*Instructions to follow*: For every line in the records that has the word "folder", make a copy.

>> START Input rows

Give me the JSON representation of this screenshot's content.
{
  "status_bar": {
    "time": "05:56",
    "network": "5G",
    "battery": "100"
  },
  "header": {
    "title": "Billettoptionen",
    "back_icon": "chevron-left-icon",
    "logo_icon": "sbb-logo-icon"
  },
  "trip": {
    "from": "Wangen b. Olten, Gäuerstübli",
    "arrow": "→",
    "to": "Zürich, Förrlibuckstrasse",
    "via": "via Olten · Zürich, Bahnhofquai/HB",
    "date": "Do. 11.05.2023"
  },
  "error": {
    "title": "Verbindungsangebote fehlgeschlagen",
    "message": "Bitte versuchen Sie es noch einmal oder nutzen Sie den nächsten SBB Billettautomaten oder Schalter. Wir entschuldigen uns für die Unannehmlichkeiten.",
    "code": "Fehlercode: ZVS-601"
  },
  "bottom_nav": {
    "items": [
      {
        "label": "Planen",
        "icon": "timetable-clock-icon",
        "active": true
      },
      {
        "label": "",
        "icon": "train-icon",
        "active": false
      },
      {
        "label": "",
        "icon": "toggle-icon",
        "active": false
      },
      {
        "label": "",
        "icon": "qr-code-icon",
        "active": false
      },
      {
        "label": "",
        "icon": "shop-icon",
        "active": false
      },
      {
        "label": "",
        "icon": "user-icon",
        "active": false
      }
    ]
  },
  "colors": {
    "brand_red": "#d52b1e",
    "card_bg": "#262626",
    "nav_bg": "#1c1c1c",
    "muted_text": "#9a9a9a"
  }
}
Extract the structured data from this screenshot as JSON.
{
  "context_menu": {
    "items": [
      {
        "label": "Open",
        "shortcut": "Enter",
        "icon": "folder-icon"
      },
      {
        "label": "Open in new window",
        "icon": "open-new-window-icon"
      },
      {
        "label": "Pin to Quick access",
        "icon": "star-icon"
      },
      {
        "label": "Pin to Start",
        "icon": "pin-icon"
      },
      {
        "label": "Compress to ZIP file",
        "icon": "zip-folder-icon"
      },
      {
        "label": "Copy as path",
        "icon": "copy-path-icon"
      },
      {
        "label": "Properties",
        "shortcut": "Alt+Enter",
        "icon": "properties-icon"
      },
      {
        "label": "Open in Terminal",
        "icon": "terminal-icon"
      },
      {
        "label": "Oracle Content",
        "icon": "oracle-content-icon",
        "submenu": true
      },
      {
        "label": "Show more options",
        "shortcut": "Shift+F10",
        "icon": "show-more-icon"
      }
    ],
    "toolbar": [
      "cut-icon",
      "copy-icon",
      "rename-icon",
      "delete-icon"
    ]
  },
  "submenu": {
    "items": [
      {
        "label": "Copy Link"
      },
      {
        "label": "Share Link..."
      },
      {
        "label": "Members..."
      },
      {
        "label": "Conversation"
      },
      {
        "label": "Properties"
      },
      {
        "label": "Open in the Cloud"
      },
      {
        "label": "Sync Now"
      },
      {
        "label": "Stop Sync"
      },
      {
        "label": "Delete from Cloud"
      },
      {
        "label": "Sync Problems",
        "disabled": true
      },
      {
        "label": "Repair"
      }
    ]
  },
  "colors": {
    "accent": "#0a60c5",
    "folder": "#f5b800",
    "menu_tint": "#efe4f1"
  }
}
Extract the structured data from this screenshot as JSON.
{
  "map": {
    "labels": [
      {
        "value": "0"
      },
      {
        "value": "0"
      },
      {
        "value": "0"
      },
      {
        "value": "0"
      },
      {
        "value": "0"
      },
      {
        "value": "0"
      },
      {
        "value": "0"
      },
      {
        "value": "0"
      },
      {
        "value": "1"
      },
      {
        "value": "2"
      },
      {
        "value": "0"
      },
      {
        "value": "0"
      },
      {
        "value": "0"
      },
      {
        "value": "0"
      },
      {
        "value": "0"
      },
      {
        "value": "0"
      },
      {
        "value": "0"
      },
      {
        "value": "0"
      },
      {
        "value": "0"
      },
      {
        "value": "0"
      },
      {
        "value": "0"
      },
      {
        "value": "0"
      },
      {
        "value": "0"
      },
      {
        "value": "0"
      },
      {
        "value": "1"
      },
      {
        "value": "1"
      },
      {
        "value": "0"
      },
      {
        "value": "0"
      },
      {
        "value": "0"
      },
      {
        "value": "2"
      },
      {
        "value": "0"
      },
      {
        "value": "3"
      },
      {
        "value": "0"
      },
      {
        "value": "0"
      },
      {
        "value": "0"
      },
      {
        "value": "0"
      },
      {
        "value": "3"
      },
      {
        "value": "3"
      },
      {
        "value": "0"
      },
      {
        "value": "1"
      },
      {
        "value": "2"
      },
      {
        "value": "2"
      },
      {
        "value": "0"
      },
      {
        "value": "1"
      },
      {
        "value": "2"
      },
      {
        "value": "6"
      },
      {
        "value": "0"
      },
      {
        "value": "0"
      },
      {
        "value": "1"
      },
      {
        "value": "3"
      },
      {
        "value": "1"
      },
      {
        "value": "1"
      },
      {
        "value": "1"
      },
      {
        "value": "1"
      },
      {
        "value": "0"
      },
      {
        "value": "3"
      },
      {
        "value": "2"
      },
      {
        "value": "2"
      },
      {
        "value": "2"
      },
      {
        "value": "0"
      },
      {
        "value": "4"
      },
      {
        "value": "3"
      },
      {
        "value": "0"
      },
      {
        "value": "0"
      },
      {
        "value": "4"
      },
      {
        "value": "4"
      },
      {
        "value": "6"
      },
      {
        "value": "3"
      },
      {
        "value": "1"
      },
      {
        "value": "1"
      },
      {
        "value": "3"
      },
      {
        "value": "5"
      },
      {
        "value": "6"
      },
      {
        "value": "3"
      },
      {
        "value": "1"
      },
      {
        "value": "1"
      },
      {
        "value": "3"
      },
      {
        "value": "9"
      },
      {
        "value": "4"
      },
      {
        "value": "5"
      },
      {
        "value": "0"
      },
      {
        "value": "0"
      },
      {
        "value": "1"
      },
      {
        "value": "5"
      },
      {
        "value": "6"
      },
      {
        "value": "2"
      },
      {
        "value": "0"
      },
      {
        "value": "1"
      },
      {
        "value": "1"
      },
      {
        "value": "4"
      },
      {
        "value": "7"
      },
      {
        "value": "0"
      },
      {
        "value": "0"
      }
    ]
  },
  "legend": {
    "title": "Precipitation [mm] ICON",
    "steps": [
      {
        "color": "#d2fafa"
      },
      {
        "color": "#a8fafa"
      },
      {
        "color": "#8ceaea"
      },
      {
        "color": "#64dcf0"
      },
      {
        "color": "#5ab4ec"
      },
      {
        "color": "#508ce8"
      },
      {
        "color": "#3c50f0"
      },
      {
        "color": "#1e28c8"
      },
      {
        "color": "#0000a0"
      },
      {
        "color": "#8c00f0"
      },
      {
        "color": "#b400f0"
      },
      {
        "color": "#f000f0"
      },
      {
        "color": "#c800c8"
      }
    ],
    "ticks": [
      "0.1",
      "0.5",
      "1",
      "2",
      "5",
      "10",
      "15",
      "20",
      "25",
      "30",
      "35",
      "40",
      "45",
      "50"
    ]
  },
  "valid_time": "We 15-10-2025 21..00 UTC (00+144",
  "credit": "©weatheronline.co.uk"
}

>> END Input rows

*Answer*:
        "icon": "folder-icon"
        "icon": "zip-folder-icon"
    "folder": "#f5b800",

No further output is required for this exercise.